→ **Exercise prompt**: Select, from the material below, each line with "Петровского" in it.

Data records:

+++

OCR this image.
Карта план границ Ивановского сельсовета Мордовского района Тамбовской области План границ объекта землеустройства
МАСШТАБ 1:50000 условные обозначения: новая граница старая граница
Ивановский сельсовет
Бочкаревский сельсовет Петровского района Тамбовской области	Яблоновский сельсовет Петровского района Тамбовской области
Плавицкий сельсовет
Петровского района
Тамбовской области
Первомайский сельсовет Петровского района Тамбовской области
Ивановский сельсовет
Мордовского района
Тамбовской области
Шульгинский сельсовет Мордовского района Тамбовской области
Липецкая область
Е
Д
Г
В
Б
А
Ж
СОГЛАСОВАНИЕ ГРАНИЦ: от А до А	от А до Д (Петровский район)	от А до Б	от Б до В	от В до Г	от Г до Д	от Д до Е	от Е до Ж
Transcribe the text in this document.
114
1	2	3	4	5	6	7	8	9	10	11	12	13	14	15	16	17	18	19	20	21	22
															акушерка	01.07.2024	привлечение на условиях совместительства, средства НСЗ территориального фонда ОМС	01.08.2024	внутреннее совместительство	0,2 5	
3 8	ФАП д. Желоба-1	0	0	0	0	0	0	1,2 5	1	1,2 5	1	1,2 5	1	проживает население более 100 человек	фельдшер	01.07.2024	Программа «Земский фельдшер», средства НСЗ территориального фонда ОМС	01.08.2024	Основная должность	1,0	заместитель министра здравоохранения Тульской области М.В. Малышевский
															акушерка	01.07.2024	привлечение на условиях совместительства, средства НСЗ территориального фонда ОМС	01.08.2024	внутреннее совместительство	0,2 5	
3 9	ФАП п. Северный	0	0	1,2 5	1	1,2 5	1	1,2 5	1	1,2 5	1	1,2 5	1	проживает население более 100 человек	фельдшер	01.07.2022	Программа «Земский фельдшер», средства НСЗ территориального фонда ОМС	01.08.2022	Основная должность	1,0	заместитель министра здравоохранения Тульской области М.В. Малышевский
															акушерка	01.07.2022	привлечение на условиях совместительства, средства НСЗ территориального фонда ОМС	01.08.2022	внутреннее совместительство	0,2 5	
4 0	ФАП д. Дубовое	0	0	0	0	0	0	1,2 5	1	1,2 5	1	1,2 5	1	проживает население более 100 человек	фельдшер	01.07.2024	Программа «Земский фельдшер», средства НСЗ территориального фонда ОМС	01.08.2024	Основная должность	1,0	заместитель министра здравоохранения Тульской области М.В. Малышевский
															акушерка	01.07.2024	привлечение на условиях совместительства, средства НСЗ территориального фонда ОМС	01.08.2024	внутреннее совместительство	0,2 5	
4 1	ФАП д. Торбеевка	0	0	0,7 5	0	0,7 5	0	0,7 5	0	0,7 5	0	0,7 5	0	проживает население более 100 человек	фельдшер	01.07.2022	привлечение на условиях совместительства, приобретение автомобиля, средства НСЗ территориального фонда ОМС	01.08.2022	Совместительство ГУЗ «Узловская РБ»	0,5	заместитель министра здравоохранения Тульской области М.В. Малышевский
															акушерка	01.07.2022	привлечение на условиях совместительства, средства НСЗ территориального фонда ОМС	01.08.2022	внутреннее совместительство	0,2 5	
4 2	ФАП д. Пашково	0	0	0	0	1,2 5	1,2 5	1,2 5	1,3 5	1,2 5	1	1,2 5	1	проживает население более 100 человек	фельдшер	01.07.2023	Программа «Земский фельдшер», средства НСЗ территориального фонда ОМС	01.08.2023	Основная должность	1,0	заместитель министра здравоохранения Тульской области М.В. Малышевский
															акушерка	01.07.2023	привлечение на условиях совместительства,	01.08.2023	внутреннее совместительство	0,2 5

+++

→ **Written answer**:
Бочкаревский сельсовет Петровского района Тамбовской области	Яблоновский сельсовет Петровского района Тамбовской области
Петровского района
Первомайский сельсовет Петровского района Тамбовской области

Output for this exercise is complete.